■ Aim of the exercise:
Would you return all of this data exactly, leaving nothing out?

■ Task input:
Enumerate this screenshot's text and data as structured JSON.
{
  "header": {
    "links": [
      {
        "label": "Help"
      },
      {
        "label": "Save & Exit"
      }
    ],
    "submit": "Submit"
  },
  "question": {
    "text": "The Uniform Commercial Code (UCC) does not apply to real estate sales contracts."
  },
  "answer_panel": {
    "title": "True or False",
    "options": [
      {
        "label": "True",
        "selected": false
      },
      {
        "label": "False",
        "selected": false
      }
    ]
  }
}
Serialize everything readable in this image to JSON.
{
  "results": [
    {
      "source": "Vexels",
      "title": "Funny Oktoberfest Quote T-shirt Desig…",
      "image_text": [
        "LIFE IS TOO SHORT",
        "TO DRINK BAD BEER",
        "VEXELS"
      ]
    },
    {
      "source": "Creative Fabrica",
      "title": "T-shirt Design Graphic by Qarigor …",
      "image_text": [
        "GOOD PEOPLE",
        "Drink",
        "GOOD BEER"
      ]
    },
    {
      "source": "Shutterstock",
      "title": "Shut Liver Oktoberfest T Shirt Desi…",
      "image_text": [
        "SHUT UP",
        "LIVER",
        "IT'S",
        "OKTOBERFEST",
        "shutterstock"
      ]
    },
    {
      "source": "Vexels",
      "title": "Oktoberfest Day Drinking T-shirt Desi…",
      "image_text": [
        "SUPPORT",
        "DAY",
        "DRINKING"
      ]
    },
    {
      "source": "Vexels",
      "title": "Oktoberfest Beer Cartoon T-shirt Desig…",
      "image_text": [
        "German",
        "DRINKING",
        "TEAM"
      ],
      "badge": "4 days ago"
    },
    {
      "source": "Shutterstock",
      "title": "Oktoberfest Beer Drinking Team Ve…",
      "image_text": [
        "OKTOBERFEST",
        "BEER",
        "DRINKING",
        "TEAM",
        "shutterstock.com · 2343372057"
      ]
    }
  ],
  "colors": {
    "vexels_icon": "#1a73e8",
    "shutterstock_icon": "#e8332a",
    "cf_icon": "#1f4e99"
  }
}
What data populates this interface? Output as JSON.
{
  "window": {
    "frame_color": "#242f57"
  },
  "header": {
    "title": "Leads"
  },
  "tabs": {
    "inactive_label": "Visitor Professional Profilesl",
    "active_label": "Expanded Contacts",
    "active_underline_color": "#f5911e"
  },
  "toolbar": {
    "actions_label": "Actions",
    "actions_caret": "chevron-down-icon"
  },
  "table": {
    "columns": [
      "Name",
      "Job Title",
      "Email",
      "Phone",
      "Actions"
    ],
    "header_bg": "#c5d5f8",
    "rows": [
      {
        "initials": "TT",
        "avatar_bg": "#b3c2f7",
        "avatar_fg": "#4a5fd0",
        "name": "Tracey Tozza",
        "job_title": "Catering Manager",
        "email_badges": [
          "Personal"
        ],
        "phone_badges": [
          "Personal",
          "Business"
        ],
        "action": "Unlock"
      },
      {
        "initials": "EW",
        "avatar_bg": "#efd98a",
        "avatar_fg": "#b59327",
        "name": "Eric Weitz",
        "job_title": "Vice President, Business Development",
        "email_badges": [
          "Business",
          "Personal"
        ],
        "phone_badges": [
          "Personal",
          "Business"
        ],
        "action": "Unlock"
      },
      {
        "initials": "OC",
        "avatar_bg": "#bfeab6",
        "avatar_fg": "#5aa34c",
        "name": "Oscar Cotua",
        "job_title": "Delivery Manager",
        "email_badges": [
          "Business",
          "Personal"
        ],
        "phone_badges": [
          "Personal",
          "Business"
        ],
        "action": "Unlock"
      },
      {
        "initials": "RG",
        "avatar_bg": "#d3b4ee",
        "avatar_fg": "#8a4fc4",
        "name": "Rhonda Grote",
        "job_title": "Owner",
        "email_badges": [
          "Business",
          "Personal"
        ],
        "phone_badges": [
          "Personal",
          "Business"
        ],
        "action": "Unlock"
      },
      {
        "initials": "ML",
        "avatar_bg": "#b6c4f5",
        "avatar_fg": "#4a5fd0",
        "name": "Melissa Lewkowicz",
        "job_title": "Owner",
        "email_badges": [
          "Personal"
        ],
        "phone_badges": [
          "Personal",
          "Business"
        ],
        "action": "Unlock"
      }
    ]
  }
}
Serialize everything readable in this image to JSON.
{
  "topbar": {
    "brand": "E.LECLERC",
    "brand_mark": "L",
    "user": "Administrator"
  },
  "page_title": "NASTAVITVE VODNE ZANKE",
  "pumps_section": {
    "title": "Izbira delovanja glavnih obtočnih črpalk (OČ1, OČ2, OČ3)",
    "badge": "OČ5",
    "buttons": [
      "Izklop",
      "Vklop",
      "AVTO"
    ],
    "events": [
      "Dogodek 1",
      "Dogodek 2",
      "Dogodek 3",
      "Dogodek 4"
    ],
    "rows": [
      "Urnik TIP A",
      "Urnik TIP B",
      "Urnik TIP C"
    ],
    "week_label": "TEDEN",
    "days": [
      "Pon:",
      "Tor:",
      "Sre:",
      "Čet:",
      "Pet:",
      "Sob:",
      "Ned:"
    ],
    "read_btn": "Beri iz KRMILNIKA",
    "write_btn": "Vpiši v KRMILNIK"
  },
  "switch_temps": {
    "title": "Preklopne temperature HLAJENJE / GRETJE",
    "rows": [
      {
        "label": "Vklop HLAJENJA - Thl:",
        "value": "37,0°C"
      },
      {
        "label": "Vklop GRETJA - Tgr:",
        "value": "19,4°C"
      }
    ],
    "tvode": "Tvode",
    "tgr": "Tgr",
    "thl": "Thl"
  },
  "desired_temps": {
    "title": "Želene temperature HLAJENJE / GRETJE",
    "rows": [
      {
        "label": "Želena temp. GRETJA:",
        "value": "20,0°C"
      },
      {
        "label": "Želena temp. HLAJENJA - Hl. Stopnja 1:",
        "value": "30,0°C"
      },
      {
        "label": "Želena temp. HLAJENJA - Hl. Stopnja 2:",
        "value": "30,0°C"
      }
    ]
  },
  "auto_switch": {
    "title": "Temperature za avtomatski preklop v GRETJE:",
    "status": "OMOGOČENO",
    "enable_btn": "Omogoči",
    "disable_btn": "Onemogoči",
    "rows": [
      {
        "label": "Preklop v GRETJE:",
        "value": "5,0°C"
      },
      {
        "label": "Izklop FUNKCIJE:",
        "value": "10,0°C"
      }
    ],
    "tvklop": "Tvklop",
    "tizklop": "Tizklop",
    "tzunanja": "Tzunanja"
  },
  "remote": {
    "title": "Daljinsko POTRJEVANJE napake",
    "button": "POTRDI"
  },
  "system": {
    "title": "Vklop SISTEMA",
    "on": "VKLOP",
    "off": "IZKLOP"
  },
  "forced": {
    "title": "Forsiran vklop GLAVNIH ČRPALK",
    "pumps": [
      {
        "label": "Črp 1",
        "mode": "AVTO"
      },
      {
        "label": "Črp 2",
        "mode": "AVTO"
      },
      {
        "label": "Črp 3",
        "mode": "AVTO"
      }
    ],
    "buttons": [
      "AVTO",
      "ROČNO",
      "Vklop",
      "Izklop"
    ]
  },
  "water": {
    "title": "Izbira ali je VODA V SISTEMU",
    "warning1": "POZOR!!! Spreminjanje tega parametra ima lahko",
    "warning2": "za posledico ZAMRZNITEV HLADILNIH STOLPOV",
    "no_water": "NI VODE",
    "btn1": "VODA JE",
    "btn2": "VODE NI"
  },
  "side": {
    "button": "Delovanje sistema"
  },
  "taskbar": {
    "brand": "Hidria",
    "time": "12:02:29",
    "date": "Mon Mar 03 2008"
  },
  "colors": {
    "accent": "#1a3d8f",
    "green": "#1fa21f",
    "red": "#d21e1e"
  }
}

■ Solution for this task:
Enumerate this screenshot's text and data as structured JSON.
{
  "header": {
    "links": [
      {
        "label": "Help"
      },
      {
        "label": "Save & Exit"
      }
    ],
    "submit": "Submit"
  },
  "question": {
    "text": "The Uniform Commercial Code (UCC) does not apply to real estate sales contracts."
  },
  "answer_panel": {
    "title": "True or False",
    "options": [
      {
        "label": "True",
        "selected": false
      },
      {
        "label": "False",
        "selected": false
      }
    ]
  }
}
Serialize everything readable in this image to JSON.
{
  "results": [
    {
      "source": "Vexels",
      "title": "Funny Oktoberfest Quote T-shirt Desig…",
      "image_text": [
        "LIFE IS TOO SHORT",
        "TO DRINK BAD BEER",
        "VEXELS"
      ]
    },
    {
      "source": "Creative Fabrica",
      "title": "T-shirt Design Graphic by Qarigor …",
      "image_text": [
        "GOOD PEOPLE",
        "Drink",
        "GOOD BEER"
      ]
    },
    {
      "source": "Shutterstock",
      "title": "Shut Liver Oktoberfest T Shirt Desi…",
      "image_text": [
        "SHUT UP",
        "LIVER",
        "IT'S",
        "OKTOBERFEST",
        "shutterstock"
      ]
    },
    {
      "source": "Vexels",
      "title": "Oktoberfest Day Drinking T-shirt Desi…",
      "image_text": [
        "SUPPORT",
        "DAY",
        "DRINKING"
      ]
    },
    {
      "source": "Vexels",
      "title": "Oktoberfest Beer Cartoon T-shirt Desig…",
      "image_text": [
        "German",
        "DRINKING",
        "TEAM"
      ],
      "badge": "4 days ago"
    },
    {
      "source": "Shutterstock",
      "title": "Oktoberfest Beer Drinking Team Ve…",
      "image_text": [
        "OKTOBERFEST",
        "BEER",
        "DRINKING",
        "TEAM",
        "shutterstock.com · 2343372057"
      ]
    }
  ],
  "colors": {
    "vexels_icon": "#1a73e8",
    "shutterstock_icon": "#e8332a",
    "cf_icon": "#1f4e99"
  }
}
What data populates this interface? Output as JSON.
{
  "window": {
    "frame_color": "#242f57"
  },
  "header": {
    "title": "Leads"
  },
  "tabs": {
    "inactive_label": "Visitor Professional Profilesl",
    "active_label": "Expanded Contacts",
    "active_underline_color": "#f5911e"
  },
  "toolbar": {
    "actions_label": "Actions",
    "actions_caret": "chevron-down-icon"
  },
  "table": {
    "columns": [
      "Name",
      "Job Title",
      "Email",
      "Phone",
      "Actions"
    ],
    "header_bg": "#c5d5f8",
    "rows": [
      {
        "initials": "TT",
        "avatar_bg": "#b3c2f7",
        "avatar_fg": "#4a5fd0",
        "name": "Tracey Tozza",
        "job_title": "Catering Manager",
        "email_badges": [
          "Personal"
        ],
        "phone_badges": [
          "Personal",
          "Business"
        ],
        "action": "Unlock"
      },
      {
        "initials": "EW",
        "avatar_bg": "#efd98a",
        "avatar_fg": "#b59327",
        "name": "Eric Weitz",
        "job_title": "Vice President, Business Development",
        "email_badges": [
          "Business",
          "Personal"
        ],
        "phone_badges": [
          "Personal",
          "Business"
        ],
        "action": "Unlock"
      },
      {
        "initials": "OC",
        "avatar_bg": "#bfeab6",
        "avatar_fg": "#5aa34c",
        "name": "Oscar Cotua",
        "job_title": "Delivery Manager",
        "email_badges": [
          "Business",
          "Personal"
        ],
        "phone_badges": [
          "Personal",
          "Business"
        ],
        "action": "Unlock"
      },
      {
        "initials": "RG",
        "avatar_bg": "#d3b4ee",
        "avatar_fg": "#8a4fc4",
        "name": "Rhonda Grote",
        "job_title": "Owner",
        "email_badges": [
          "Business",
          "Personal"
        ],
        "phone_badges": [
          "Personal",
          "Business"
        ],
        "action": "Unlock"
      },
      {
        "initials": "ML",
        "avatar_bg": "#b6c4f5",
        "avatar_fg": "#4a5fd0",
        "name": "Melissa Lewkowicz",
        "job_title": "Owner",
        "email_badges": [
          "Personal"
        ],
        "phone_badges": [
          "Personal",
          "Business"
        ],
        "action": "Unlock"
      }
    ]
  }
}
Serialize everything readable in this image to JSON.
{
  "topbar": {
    "brand": "E.LECLERC",
    "brand_mark": "L",
    "user": "Administrator"
  },
  "page_title": "NASTAVITVE VODNE ZANKE",
  "pumps_section": {
    "title": "Izbira delovanja glavnih obtočnih črpalk (OČ1, OČ2, OČ3)",
    "badge": "OČ5",
    "buttons": [
      "Izklop",
      "Vklop",
      "AVTO"
    ],
    "events": [
      "Dogodek 1",
      "Dogodek 2",
      "Dogodek 3",
      "Dogodek 4"
    ],
    "rows": [
      "Urnik TIP A",
      "Urnik TIP B",
      "Urnik TIP C"
    ],
    "week_label": "TEDEN",
    "days": [
      "Pon:",
      "Tor:",
      "Sre:",
      "Čet:",
      "Pet:",
      "Sob:",
      "Ned:"
    ],
    "read_btn": "Beri iz KRMILNIKA",
    "write_btn": "Vpiši v KRMILNIK"
  },
  "switch_temps": {
    "title": "Preklopne temperature HLAJENJE / GRETJE",
    "rows": [
      {
        "label": "Vklop HLAJENJA - Thl:",
        "value": "37,0°C"
      },
      {
        "label": "Vklop GRETJA - Tgr:",
        "value": "19,4°C"
      }
    ],
    "tvode": "Tvode",
    "tgr": "Tgr",
    "thl": "Thl"
  },
  "desired_temps": {
    "title": "Želene temperature HLAJENJE / GRETJE",
    "rows": [
      {
        "label": "Želena temp. GRETJA:",
        "value": "20,0°C"
      },
      {
        "label": "Želena temp. HLAJENJA - Hl. Stopnja 1:",
        "value": "30,0°C"
      },
      {
        "label": "Želena temp. HLAJENJA - Hl. Stopnja 2:",
        "value": "30,0°C"
      }
    ]
  },
  "auto_switch": {
    "title": "Temperature za avtomatski preklop v GRETJE:",
    "status": "OMOGOČENO",
    "enable_btn": "Omogoči",
    "disable_btn": "Onemogoči",
    "rows": [
      {
        "label": "Preklop v GRETJE:",
        "value": "5,0°C"
      },
      {
        "label": "Izklop FUNKCIJE:",
        "value": "10,0°C"
      }
    ],
    "tvklop": "Tvklop",
    "tizklop": "Tizklop",
    "tzunanja": "Tzunanja"
  },
  "remote": {
    "title": "Daljinsko POTRJEVANJE napake",
    "button": "POTRDI"
  },
  "system": {
    "title": "Vklop SISTEMA",
    "on": "VKLOP",
    "off": "IZKLOP"
  },
  "forced": {
    "title": "Forsiran vklop GLAVNIH ČRPALK",
    "pumps": [
      {
        "label": "Črp 1",
        "mode": "AVTO"
      },
      {
        "label": "Črp 2",
        "mode": "AVTO"
      },
      {
        "label": "Črp 3",
        "mode": "AVTO"
      }
    ],
    "buttons": [
      "AVTO",
      "ROČNO",
      "Vklop",
      "Izklop"
    ]
  },
  "water": {
    "title": "Izbira ali je VODA V SISTEMU",
    "warning1": "POZOR!!! Spreminjanje tega parametra ima lahko",
    "warning2": "za posledico ZAMRZNITEV HLADILNIH STOLPOV",
    "no_water": "NI VODE",
    "btn1": "VODA JE",
    "btn2": "VODE NI"
  },
  "side": {
    "button": "Delovanje sistema"
  },
  "taskbar": {
    "brand": "Hidria",
    "time": "12:02:29",
    "date": "Mon Mar 03 2008"
  },
  "colors": {
    "accent": "#1a3d8f",
    "green": "#1fa21f",
    "red": "#d21e1e"
  }
}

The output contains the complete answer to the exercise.